In the material below, find all lines with the string "name" and copy them.

--------------------

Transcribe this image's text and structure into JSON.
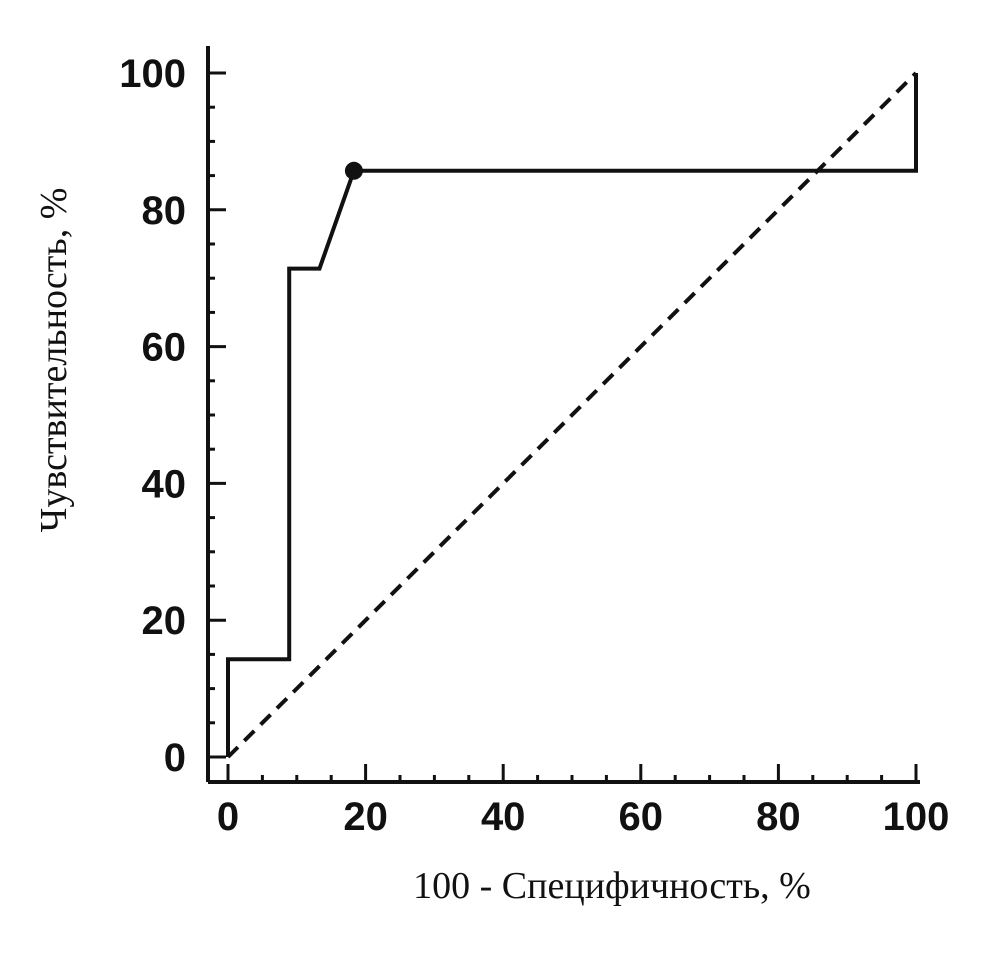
{
  "chart_data": {
    "type": "line",
    "title": "",
    "xlabel": "100 - Специфичность, %",
    "ylabel": "Чувствительность, %",
    "xlim": [
      0,
      100
    ],
    "ylim": [
      0,
      100
    ],
    "x_ticks": [
      "0",
      "20",
      "40",
      "60",
      "80",
      "100"
    ],
    "y_ticks": [
      "0",
      "20",
      "40",
      "60",
      "80",
      "100"
    ],
    "grid": false,
    "series": [
      {
        "style": "solid",
        "color": "#111111",
        "points": [
          [
            0,
            0
          ],
          [
            0,
            14.3
          ],
          [
            8.9,
            14.3
          ],
          [
            8.9,
            71.4
          ],
          [
            13.3,
            71.4
          ],
          [
            18.3,
            85.7
          ],
          [
            100,
            85.7
          ],
          [
            100,
            100
          ]
        ]
      },
      {
        "style": "dashed",
        "color": "#111111",
        "points": [
          [
            0,
            0
          ],
          [
            100,
            100
          ]
        ]
      }
    ],
    "markers": [
      {
        "x": 18.3,
        "y": 85.7
      }
    ]
  }
}
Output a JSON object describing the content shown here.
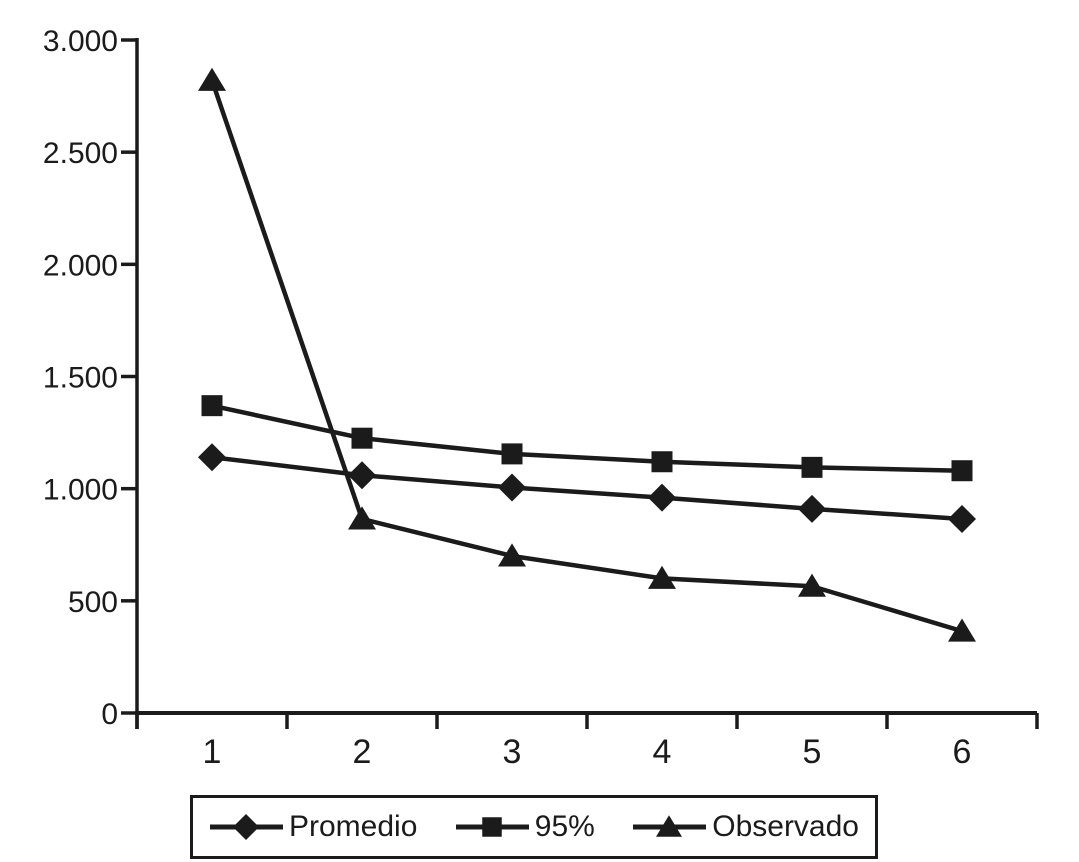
{
  "chart_data": {
    "type": "line",
    "title": "",
    "xlabel": "",
    "ylabel": "",
    "x_categories": [
      "1",
      "2",
      "3",
      "4",
      "5",
      "6"
    ],
    "ylim": [
      0,
      3000
    ],
    "ytick_interval": 500,
    "ytick_labels": [
      "0",
      "500",
      "1.000",
      "1.500",
      "2.000",
      "2.500",
      "3.000"
    ],
    "grid": false,
    "legend_position": "bottom",
    "series_color": "#1b1b1b",
    "background_color": "#ffffff",
    "series": [
      {
        "name": "Promedio",
        "marker": "diamond",
        "values": [
          1140,
          1060,
          1005,
          960,
          910,
          865
        ]
      },
      {
        "name": "95%",
        "marker": "square",
        "values": [
          1370,
          1225,
          1155,
          1120,
          1095,
          1080
        ]
      },
      {
        "name": "Observado",
        "marker": "triangle",
        "values": [
          2820,
          865,
          700,
          600,
          565,
          365
        ]
      }
    ]
  }
}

--------------------

§ **Full solution**:
        "name": "Promedio",
        "name": "95%",
        "name": "Observado",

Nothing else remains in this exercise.